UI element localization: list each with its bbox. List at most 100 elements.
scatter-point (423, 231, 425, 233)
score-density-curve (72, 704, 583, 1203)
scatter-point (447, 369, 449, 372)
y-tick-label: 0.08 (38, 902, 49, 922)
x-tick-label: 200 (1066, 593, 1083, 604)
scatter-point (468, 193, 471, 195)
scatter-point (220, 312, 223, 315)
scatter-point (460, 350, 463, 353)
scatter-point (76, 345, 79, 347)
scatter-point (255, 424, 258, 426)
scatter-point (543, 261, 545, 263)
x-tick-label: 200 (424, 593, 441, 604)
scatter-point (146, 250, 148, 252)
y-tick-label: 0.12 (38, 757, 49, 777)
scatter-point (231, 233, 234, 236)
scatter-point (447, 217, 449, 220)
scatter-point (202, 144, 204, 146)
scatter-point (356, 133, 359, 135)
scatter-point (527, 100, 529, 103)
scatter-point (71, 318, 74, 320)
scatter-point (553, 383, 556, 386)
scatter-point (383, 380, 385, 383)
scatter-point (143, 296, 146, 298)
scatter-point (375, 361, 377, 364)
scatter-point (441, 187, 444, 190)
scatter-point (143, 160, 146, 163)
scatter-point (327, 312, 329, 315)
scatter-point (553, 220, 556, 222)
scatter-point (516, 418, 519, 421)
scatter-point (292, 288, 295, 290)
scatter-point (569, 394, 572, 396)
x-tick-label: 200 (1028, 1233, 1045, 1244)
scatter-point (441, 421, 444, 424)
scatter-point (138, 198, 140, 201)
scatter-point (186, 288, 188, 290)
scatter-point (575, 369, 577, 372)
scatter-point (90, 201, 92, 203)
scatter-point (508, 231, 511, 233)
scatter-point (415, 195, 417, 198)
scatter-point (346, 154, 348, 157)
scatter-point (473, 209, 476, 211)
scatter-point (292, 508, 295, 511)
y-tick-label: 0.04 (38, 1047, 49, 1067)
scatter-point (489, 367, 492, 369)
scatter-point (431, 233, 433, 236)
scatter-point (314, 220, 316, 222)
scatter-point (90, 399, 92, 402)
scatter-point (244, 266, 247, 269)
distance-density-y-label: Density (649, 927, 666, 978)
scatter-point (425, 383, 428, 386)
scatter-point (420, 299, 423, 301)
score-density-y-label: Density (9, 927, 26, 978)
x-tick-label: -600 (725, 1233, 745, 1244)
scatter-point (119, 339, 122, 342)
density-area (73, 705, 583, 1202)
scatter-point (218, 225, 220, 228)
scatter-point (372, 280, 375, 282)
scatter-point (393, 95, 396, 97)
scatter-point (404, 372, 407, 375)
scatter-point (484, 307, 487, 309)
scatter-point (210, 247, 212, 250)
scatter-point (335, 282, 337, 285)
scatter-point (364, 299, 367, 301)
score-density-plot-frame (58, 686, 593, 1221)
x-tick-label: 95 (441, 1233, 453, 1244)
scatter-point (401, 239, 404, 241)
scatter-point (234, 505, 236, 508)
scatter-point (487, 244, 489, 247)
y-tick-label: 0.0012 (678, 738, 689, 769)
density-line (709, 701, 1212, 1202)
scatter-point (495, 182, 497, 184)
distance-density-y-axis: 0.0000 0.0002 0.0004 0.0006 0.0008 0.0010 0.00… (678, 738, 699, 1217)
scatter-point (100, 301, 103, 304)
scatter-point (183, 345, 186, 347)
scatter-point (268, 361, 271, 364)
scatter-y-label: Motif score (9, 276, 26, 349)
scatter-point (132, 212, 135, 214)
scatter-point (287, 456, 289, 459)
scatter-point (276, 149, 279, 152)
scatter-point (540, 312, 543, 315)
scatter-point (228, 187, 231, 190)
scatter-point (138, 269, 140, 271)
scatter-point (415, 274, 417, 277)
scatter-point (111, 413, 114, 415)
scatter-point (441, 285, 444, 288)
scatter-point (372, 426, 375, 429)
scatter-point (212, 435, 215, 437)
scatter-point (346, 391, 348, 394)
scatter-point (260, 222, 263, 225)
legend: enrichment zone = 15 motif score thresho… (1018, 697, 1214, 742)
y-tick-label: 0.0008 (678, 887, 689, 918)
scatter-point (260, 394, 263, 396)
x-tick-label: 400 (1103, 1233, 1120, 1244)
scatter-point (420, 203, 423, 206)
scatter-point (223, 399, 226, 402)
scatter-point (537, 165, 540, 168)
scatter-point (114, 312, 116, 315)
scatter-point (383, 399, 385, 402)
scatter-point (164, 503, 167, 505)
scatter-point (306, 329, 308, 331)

◆ **STATED PROBLEM**:
Rewrite all of the data above with every "scatter-point" changed to "plot-dot" and everything else left the same.

◆ **SOLVED PROBLEM**:
UI element localization: list each with its bbox. List at most 100 elements.
plot-dot (423, 231, 425, 233)
score-density-curve (72, 704, 583, 1203)
plot-dot (447, 369, 449, 372)
y-tick-label: 0.08 (38, 902, 49, 922)
x-tick-label: 200 (1066, 593, 1083, 604)
plot-dot (468, 193, 471, 195)
plot-dot (220, 312, 223, 315)
plot-dot (460, 350, 463, 353)
plot-dot (76, 345, 79, 347)
plot-dot (255, 424, 258, 426)
plot-dot (543, 261, 545, 263)
x-tick-label: 200 (424, 593, 441, 604)
plot-dot (146, 250, 148, 252)
y-tick-label: 0.12 (38, 757, 49, 777)
plot-dot (231, 233, 234, 236)
plot-dot (447, 217, 449, 220)
plot-dot (202, 144, 204, 146)
plot-dot (356, 133, 359, 135)
plot-dot (527, 100, 529, 103)
plot-dot (71, 318, 74, 320)
plot-dot (553, 383, 556, 386)
plot-dot (383, 380, 385, 383)
plot-dot (143, 296, 146, 298)
plot-dot (375, 361, 377, 364)
plot-dot (441, 187, 444, 190)
plot-dot (143, 160, 146, 163)
plot-dot (327, 312, 329, 315)
plot-dot (553, 220, 556, 222)
plot-dot (516, 418, 519, 421)
plot-dot (292, 288, 295, 290)
plot-dot (569, 394, 572, 396)
x-tick-label: 200 (1028, 1233, 1045, 1244)
plot-dot (441, 421, 444, 424)
plot-dot (138, 198, 140, 201)
plot-dot (186, 288, 188, 290)
plot-dot (575, 369, 577, 372)
plot-dot (90, 201, 92, 203)
plot-dot (508, 231, 511, 233)
plot-dot (415, 195, 417, 198)
plot-dot (346, 154, 348, 157)
plot-dot (473, 209, 476, 211)
plot-dot (292, 508, 295, 511)
y-tick-label: 0.04 (38, 1047, 49, 1067)
plot-dot (489, 367, 492, 369)
plot-dot (431, 233, 433, 236)
plot-dot (314, 220, 316, 222)
plot-dot (90, 399, 92, 402)
plot-dot (244, 266, 247, 269)
distance-density-y-label: Density (649, 927, 666, 978)
plot-dot (425, 383, 428, 386)
plot-dot (420, 299, 423, 301)
score-density-y-label: Density (9, 927, 26, 978)
x-tick-label: -600 (725, 1233, 745, 1244)
plot-dot (119, 339, 122, 342)
density-area (73, 705, 583, 1202)
plot-dot (218, 225, 220, 228)
plot-dot (372, 280, 375, 282)
plot-dot (393, 95, 396, 97)
plot-dot (404, 372, 407, 375)
plot-dot (484, 307, 487, 309)
plot-dot (210, 247, 212, 250)
plot-dot (335, 282, 337, 285)
plot-dot (364, 299, 367, 301)
score-density-plot-frame (58, 686, 593, 1221)
x-tick-label: 95 (441, 1233, 453, 1244)
plot-dot (401, 239, 404, 241)
plot-dot (234, 505, 236, 508)
plot-dot (487, 244, 489, 247)
y-tick-label: 0.0012 (678, 738, 689, 769)
density-line (709, 701, 1212, 1202)
plot-dot (495, 182, 497, 184)
distance-density-y-axis: 0.0000 0.0002 0.0004 0.0006 0.0008 0.0010 0.00… (678, 738, 699, 1217)
plot-dot (100, 301, 103, 304)
plot-dot (183, 345, 186, 347)
plot-dot (268, 361, 271, 364)
scatter-y-label: Motif score (9, 276, 26, 349)
plot-dot (132, 212, 135, 214)
plot-dot (287, 456, 289, 459)
plot-dot (276, 149, 279, 152)
plot-dot (540, 312, 543, 315)
plot-dot (228, 187, 231, 190)
plot-dot (138, 269, 140, 271)
plot-dot (415, 274, 417, 277)
plot-dot (111, 413, 114, 415)
plot-dot (441, 285, 444, 288)
plot-dot (372, 426, 375, 429)
plot-dot (212, 435, 215, 437)
plot-dot (346, 391, 348, 394)
plot-dot (260, 222, 263, 225)
legend: enrichment zone = 15 motif score thresho… (1018, 697, 1214, 742)
y-tick-label: 0.0008 (678, 887, 689, 918)
plot-dot (260, 394, 263, 396)
x-tick-label: 400 (1103, 1233, 1120, 1244)
plot-dot (420, 203, 423, 206)
plot-dot (223, 399, 226, 402)
plot-dot (537, 165, 540, 168)
plot-dot (114, 312, 116, 315)
plot-dot (383, 399, 385, 402)
plot-dot (164, 503, 167, 505)
plot-dot (306, 329, 308, 331)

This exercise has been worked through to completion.